> Exercise objective
In the lines below, how many hold the word "Flex"? Answer only with the number.

> Input
◆ ◆ ◆

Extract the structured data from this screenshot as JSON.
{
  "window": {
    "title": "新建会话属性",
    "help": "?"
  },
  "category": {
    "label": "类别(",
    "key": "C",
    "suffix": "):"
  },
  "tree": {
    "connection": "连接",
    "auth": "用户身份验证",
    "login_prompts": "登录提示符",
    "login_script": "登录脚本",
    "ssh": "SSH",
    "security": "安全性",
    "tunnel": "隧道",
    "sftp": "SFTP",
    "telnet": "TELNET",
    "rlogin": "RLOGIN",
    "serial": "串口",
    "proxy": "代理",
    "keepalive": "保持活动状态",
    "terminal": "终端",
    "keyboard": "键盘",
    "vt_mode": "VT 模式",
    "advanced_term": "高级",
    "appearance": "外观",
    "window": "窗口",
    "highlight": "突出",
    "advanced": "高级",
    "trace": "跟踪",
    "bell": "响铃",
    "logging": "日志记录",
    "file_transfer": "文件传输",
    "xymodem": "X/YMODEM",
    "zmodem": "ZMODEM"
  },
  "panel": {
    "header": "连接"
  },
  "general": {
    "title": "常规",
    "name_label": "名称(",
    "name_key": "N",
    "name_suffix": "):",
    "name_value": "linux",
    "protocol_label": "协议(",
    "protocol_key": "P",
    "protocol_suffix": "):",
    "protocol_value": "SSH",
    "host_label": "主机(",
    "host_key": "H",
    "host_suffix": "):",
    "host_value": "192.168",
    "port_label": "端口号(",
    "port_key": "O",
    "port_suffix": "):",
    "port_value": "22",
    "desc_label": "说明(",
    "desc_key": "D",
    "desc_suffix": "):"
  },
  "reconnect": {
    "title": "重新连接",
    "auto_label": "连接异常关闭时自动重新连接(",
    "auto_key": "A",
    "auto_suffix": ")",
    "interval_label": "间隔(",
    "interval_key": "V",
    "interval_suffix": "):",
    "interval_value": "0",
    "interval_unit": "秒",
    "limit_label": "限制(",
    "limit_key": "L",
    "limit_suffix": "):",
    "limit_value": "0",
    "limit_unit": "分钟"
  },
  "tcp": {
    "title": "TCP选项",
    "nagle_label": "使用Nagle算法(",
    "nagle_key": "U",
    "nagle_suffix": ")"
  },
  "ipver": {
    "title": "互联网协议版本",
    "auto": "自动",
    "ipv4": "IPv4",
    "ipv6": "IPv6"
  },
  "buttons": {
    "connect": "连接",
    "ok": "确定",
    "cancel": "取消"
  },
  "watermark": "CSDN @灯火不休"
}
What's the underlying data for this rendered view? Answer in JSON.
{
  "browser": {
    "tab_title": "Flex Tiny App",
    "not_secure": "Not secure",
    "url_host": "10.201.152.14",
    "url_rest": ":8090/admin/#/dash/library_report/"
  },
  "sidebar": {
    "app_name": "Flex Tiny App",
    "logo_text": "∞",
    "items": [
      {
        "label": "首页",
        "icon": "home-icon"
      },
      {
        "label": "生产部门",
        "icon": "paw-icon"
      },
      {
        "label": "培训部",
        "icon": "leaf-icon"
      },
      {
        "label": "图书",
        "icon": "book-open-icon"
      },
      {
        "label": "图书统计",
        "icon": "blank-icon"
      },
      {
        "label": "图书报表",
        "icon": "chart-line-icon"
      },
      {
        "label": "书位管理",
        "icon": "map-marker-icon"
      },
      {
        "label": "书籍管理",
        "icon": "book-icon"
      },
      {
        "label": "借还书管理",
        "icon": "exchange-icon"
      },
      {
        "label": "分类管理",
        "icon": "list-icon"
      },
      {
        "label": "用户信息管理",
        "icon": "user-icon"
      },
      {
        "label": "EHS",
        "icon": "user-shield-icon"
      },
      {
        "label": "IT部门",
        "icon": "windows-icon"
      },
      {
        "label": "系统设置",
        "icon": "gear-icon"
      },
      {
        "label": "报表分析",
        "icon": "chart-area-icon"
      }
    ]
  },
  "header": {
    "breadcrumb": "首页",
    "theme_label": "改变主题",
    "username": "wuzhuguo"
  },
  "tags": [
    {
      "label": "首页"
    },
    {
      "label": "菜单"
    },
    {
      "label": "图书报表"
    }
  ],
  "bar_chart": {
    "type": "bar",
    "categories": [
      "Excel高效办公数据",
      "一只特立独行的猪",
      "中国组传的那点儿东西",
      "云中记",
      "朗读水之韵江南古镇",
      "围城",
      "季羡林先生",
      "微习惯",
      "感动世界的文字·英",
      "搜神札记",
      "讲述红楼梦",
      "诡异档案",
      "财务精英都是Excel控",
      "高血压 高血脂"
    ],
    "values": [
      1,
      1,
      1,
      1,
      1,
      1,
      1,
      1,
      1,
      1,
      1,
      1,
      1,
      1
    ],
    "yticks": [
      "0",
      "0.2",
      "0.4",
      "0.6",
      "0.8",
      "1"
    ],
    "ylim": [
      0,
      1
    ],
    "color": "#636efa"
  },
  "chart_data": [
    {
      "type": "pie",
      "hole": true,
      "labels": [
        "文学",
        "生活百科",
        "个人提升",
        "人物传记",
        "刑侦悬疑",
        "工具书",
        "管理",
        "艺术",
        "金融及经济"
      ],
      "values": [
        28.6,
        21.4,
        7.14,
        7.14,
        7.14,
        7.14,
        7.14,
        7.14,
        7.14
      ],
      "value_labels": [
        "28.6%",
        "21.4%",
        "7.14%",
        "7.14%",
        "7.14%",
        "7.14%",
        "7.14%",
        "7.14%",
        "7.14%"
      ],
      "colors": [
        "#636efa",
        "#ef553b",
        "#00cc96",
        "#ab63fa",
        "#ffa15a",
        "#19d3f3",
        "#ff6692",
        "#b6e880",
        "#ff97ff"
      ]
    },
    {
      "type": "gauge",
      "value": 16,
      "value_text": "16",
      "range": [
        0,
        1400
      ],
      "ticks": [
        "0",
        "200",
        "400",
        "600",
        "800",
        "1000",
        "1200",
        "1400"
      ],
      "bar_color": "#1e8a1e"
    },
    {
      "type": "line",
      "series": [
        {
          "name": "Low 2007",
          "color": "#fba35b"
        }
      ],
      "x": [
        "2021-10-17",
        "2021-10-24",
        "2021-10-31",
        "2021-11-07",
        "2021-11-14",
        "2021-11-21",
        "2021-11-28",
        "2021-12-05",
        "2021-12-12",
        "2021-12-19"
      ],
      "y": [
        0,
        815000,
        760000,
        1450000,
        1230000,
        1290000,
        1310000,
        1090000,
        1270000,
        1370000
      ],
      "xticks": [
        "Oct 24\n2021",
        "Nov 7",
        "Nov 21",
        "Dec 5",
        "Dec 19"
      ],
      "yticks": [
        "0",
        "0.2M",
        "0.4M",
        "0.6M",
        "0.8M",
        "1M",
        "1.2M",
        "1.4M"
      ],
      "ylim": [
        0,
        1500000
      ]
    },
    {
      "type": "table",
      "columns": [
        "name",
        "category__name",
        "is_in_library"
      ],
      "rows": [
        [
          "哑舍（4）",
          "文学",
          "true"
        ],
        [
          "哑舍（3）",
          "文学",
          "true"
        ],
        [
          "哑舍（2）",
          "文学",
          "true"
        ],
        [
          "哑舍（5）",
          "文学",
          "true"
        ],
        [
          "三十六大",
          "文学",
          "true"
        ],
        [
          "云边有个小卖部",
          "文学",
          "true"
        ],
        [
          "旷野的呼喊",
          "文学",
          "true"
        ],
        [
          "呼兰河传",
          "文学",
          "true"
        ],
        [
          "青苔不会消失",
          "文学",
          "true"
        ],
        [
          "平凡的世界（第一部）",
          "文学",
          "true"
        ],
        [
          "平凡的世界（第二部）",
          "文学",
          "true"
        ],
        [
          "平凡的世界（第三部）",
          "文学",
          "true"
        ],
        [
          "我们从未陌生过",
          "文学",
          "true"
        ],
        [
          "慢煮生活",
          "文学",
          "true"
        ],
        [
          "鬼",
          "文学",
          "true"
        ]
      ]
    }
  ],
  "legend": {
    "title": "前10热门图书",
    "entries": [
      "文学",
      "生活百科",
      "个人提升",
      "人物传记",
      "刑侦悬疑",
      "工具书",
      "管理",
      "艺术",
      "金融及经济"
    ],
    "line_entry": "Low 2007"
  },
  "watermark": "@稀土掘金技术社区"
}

◆ ◆ ◆

> Problem solution
2